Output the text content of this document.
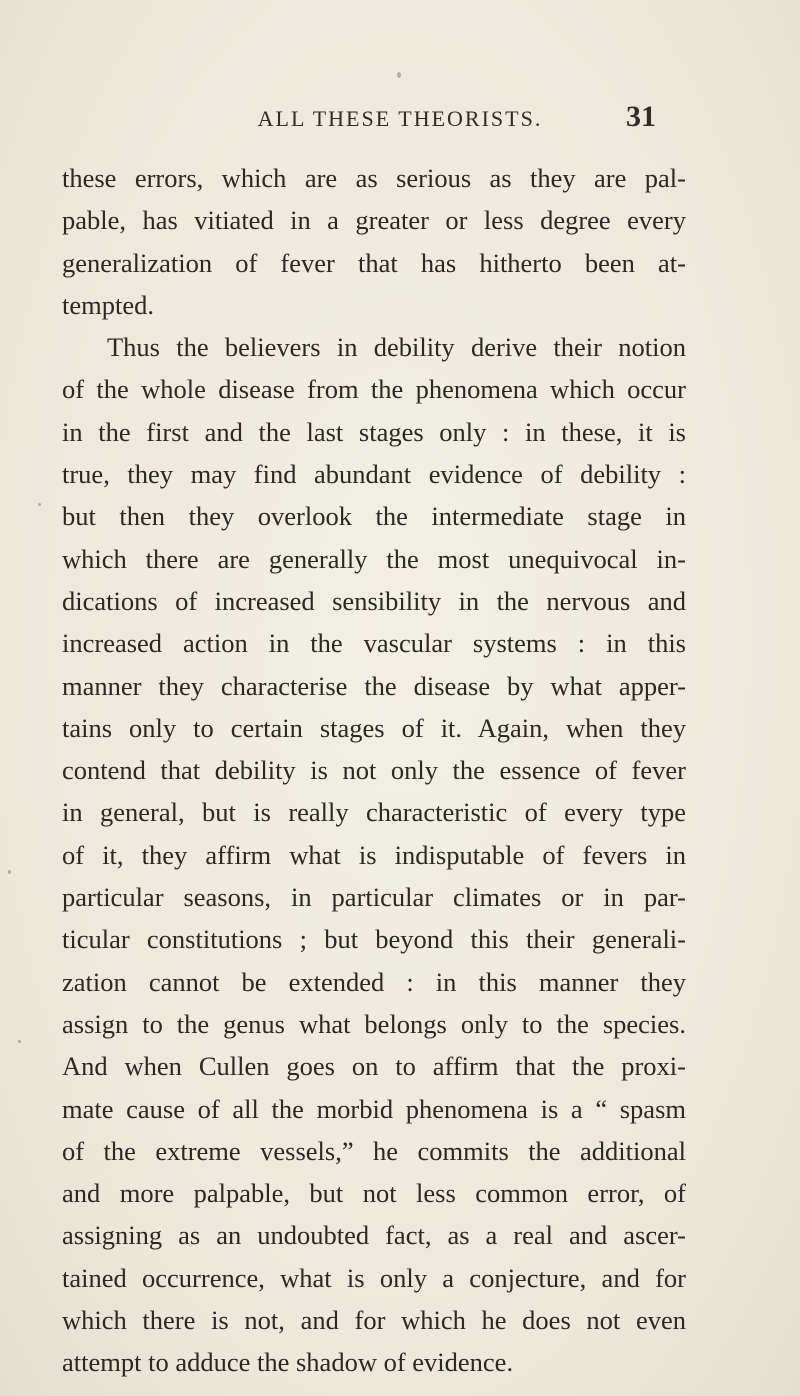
ALL THESE THEORISTS.	31
these errors, which are as serious as they are pal-
pable, has vitiated in a greater or less degree every
generalization of fever that has hitherto been at-
tempted.
Thus the believers in debility derive their notion
of the whole disease from the phenomena which occur
in the first and the last stages only : in these, it is
true, they may find abundant evidence of debility :
but then they overlook the intermediate stage in
which there are generally the most unequivocal in-
dications of increased sensibility in the nervous and
increased action in the vascular systems : in this
manner they characterise the disease by what apper-
tains only to certain stages of it. Again, when they
contend that debility is not only the essence of fever
in general, but is really characteristic of every type
of it, they affirm what is indisputable of fevers in
particular seasons, in particular climates or in par-
ticular constitutions ; but beyond this their generali-
zation cannot be extended : in this manner they
assign to the genus what belongs only to the species.
And when Cullen goes on to affirm that the proxi-
mate cause of all the morbid phenomena is a “ spasm
of the extreme vessels,” he commits the additional
and more palpable, but not less common error, of
assigning as an undoubted fact, as a real and ascer-
tained occurrence, what is only a conjecture, and for
which there is not, and for which he does not even
attempt to adduce the shadow of evidence.
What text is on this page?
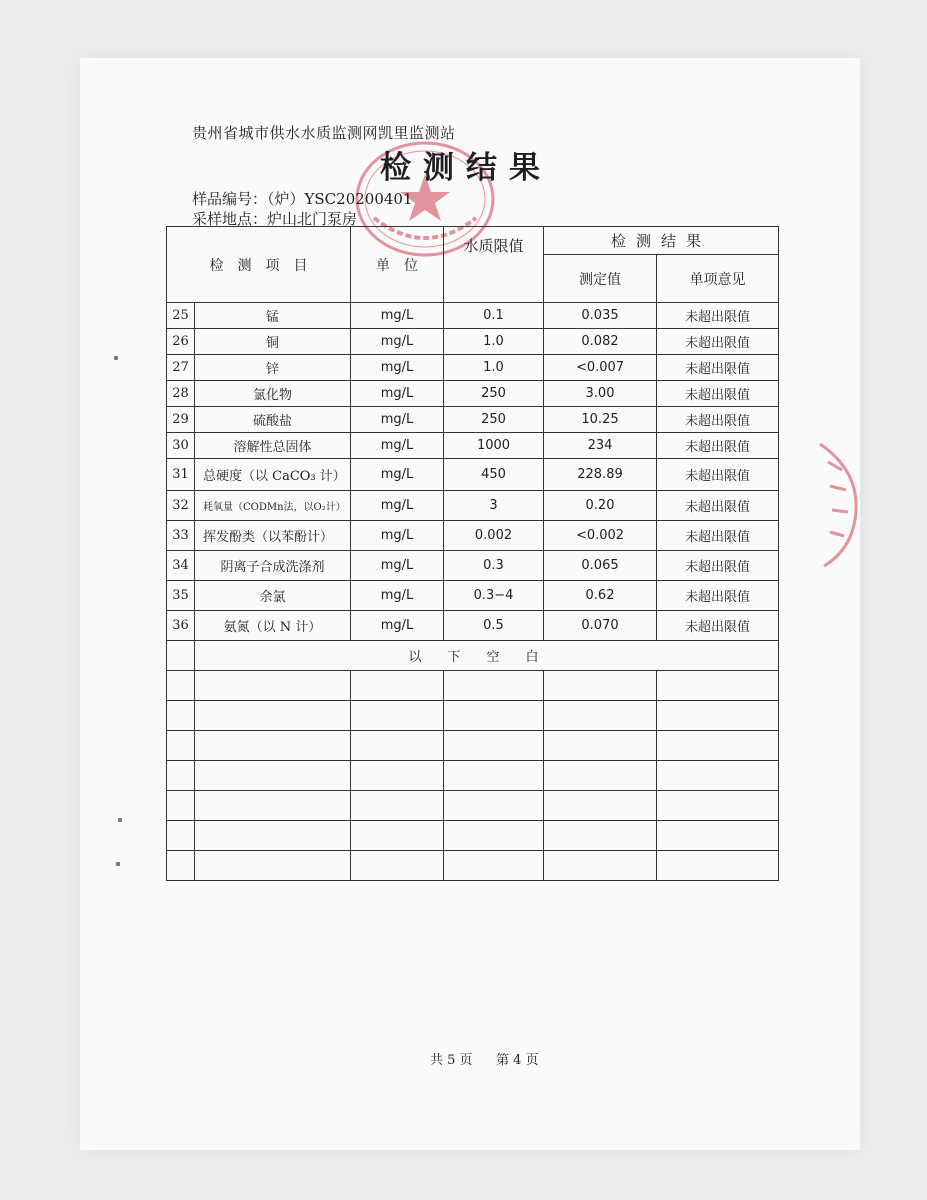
贵州省城市供水水质监测网凯里监测站
检测结果
样品编号：（炉）YSC20200401
采样地点：炉山北门泵房
检　测　项　目		单　位	水质限值	检测结果	
				测定值	单项意见
25	锰	mg/L	0.1	0.035	未超出限值
26	铜	mg/L	1.0	0.082	未超出限值
27	锌	mg/L	1.0	<0.007	未超出限值
28	氯化物	mg/L	250	3.00	未超出限值
29	硫酸盐	mg/L	250	10.25	未超出限值
30	溶解性总固体	mg/L	1000	234	未超出限值
31	总硬度（以 CaCO₃ 计）	mg/L	450	228.89	未超出限值
32	耗氧量（CODMn法，以O₂计）	mg/L	3	0.20	未超出限值
33	挥发酚类（以苯酚计）	mg/L	0.002	<0.002	未超出限值
34	阴离子合成洗涤剂	mg/L	0.3	0.065	未超出限值
35	余氯	mg/L	0.3−4	0.62	未超出限值
36	氨氮（以 N 计）	mg/L	0.5	0.070	未超出限值
	以下空白				

共 5 页 第 4 页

## WHAT THE EXERCISE ASKS
Print every entry above again without changing a word, and omit the pictures.

## COMPLETE OUTPUT
Output the text content of this document.
ALL THESE THEORISTS.	31
these errors, which are as serious as they are pal-
pable, has vitiated in a greater or less degree every
generalization of fever that has hitherto been at-
tempted.
Thus the believers in debility derive their notion
of the whole disease from the phenomena which occur
in the first and the last stages only : in these, it is
true, they may find abundant evidence of debility :
but then they overlook the intermediate stage in
which there are generally the most unequivocal in-
dications of increased sensibility in the nervous and
increased action in the vascular systems : in this
manner they characterise the disease by what apper-
tains only to certain stages of it. Again, when they
contend that debility is not only the essence of fever
in general, but is really characteristic of every type
of it, they affirm what is indisputable of fevers in
particular seasons, in particular climates or in par-
ticular constitutions ; but beyond this their generali-
zation cannot be extended : in this manner they
assign to the genus what belongs only to the species.
And when Cullen goes on to affirm that the proxi-
mate cause of all the morbid phenomena is a “ spasm
of the extreme vessels,” he commits the additional
and more palpable, but not less common error, of
assigning as an undoubted fact, as a real and ascer-
tained occurrence, what is only a conjecture, and for
which there is not, and for which he does not even
attempt to adduce the shadow of evidence.
What text is on this page?
贵州省城市供水水质监测网凯里监测站
检测结果
样品编号：（炉）YSC20200401
采样地点：炉山北门泵房
检　测　项　目		单　位	水质限值	检测结果	
				测定值	单项意见
25	锰	mg/L	0.1	0.035	未超出限值
26	铜	mg/L	1.0	0.082	未超出限值
27	锌	mg/L	1.0	<0.007	未超出限值
28	氯化物	mg/L	250	3.00	未超出限值
29	硫酸盐	mg/L	250	10.25	未超出限值
30	溶解性总固体	mg/L	1000	234	未超出限值
31	总硬度（以 CaCO₃ 计）	mg/L	450	228.89	未超出限值
32	耗氧量（CODMn法，以O₂计）	mg/L	3	0.20	未超出限值
33	挥发酚类（以苯酚计）	mg/L	0.002	<0.002	未超出限值
34	阴离子合成洗涤剂	mg/L	0.3	0.065	未超出限值
35	余氯	mg/L	0.3−4	0.62	未超出限值
36	氨氮（以 N 计）	mg/L	0.5	0.070	未超出限值
	以下空白				

共 5 页 第 4 页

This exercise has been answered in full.